Перепиши фрагмент записей, который начинается строкой с "page-header xyxy=(88,110,438,134)" и заканчивается строкой с "text-line: — Non", включая обе, в виде таблицы Markdown со столбцами «Номер» и «Строка». Пустые строки не включай.

Сохранённые записи данных:
==============================

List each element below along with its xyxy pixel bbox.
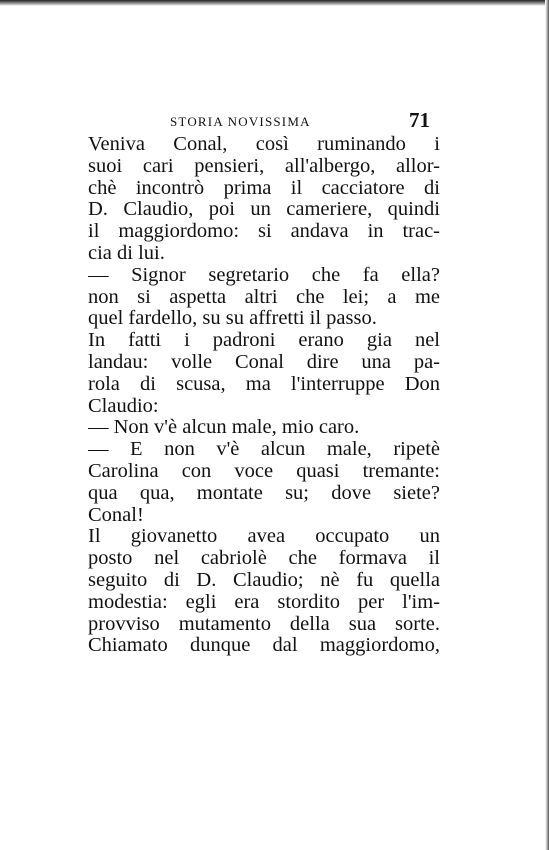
page-header xyxy=(88,110,438,134)
scan-border-top xyxy=(0,0,549,6)
text-line: Veniva Conal, così ruminando i xyxy=(88,134,440,155)
text-line: — Non v'è alcun male, mio caro. xyxy=(88,417,360,439)
text-line: posto nel cabriolè che formava il xyxy=(88,548,440,570)
text-line: — E non v'è alcun male, ripetè xyxy=(88,439,440,461)
text-line: cia di lui. xyxy=(88,242,165,264)
text-line: quel fardello, su su affretti il passo. xyxy=(88,308,377,330)
text-line: seguito di D. Claudio; nè fu quella xyxy=(88,569,440,591)
text-line: Chiamato dunque dal maggiordomo, xyxy=(88,635,440,657)
text-line: il maggiordomo: si andava in trac- xyxy=(88,221,440,243)
text-line: Carolina con voce quasi tremante: xyxy=(88,460,440,482)
page-number: 71 xyxy=(409,108,430,132)
scan-border-right xyxy=(545,0,549,850)
text-line: Il giovanetto avea occupato un xyxy=(88,526,440,548)
text-line: rola di scusa, ma l'interruppe Don xyxy=(88,373,440,395)
text-line: suoi cari pensieri, all'albergo, allor- xyxy=(88,155,440,177)
text-line: provviso mutamento della sua sorte. xyxy=(88,613,440,635)
text-line: D. Claudio, poi un cameriere, quindi xyxy=(88,199,440,221)
running-head: STORIA NOVISSIMA xyxy=(170,114,311,129)
body-text xyxy=(88,134,440,657)
text-line: landau: volle Conal dire una pa- xyxy=(88,351,440,373)
text-line: — Signor segretario che fa ella? xyxy=(88,264,440,286)
text-line: chè incontrò prima il cacciatore di xyxy=(88,177,440,199)
text-line: non si aspetta altri che lei; a me xyxy=(88,286,440,308)
text-line: Claudio: xyxy=(88,395,159,417)
text-line: In fatti i padroni erano gia nel xyxy=(88,330,440,352)
text-line: Conal! xyxy=(88,504,144,526)
text-line: modestia: egli era stordito per l'im- xyxy=(88,591,440,613)
text-line: qua qua, montate su; dove siete? xyxy=(88,482,440,504)
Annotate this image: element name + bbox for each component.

==============================

ОТВЕТ
| Номер | Строка |
|---|---|
| 1 | page-header xyxy=(88,110,438,134) |
| 2 | scan-border-top xyxy=(0,0,549,6) |
| 3 | text-line: Veniva Conal, così ruminando i xyxy=(88,134,440,155) |
| 4 | text-line: — Non v'è alcun male, mio caro. xyxy=(88,417,360,439) |